Task inputs ▸
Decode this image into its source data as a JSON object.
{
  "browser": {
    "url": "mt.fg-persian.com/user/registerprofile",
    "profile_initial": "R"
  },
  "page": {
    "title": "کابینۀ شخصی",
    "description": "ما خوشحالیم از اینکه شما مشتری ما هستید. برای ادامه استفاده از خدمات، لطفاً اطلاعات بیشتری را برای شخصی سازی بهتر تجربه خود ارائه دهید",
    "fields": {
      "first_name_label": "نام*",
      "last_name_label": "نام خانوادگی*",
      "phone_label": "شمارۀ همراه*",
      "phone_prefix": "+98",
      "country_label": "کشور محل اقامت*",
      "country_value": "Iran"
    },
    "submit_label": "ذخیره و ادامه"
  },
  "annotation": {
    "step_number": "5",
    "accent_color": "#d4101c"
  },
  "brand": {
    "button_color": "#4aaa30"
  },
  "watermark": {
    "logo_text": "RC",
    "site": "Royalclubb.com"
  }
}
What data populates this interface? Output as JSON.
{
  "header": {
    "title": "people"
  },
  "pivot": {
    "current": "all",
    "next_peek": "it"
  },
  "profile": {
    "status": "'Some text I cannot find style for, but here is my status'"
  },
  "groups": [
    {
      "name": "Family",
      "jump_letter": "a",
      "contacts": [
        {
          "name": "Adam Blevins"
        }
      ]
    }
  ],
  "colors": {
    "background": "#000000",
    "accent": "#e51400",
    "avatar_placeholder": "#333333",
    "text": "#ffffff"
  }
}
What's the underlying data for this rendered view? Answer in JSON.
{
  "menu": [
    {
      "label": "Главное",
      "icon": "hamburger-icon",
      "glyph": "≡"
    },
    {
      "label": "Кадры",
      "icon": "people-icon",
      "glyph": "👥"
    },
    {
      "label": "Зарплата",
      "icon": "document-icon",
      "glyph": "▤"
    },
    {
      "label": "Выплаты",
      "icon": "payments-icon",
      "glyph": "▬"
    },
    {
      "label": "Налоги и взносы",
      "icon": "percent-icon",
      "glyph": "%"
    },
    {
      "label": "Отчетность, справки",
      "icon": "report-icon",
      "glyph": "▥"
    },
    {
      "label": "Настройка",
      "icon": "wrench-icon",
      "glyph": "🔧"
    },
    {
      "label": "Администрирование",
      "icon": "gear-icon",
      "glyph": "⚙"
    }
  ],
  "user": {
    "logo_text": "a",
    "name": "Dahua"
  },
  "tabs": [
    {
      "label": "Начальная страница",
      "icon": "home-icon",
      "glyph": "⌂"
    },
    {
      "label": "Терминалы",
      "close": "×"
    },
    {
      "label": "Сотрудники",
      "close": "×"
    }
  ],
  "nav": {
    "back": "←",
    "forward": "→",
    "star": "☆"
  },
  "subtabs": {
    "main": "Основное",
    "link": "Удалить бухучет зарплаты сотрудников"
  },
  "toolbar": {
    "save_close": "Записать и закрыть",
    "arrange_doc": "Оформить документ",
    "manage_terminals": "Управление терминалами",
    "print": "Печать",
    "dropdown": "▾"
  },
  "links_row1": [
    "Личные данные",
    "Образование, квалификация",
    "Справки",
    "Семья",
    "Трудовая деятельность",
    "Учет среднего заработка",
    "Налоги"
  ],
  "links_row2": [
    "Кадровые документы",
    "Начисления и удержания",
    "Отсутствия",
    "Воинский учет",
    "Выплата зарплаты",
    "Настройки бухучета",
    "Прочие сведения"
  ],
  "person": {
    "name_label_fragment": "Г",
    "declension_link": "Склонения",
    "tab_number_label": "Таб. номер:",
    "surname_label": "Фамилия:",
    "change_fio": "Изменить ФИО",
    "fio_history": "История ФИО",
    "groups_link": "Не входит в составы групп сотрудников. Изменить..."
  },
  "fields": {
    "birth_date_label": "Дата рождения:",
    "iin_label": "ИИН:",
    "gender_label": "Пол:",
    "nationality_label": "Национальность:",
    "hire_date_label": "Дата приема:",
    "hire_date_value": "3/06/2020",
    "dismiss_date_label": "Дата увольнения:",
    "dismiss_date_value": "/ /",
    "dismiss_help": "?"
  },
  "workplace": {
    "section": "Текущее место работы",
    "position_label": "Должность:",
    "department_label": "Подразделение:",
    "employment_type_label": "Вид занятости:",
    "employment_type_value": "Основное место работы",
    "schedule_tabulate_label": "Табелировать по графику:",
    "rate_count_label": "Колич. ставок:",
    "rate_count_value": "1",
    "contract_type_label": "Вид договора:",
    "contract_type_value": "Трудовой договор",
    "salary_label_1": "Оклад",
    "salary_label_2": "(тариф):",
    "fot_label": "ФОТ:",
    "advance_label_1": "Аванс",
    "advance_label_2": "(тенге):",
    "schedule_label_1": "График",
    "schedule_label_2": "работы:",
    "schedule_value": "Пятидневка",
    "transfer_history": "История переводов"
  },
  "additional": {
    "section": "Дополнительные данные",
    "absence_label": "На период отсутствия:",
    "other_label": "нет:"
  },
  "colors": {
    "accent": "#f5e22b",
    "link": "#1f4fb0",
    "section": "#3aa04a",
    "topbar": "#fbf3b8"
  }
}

Prompt ▸
Find the lines of the material that hold the word "JSON" and report their count alone.

Solution for this exercise ▸
3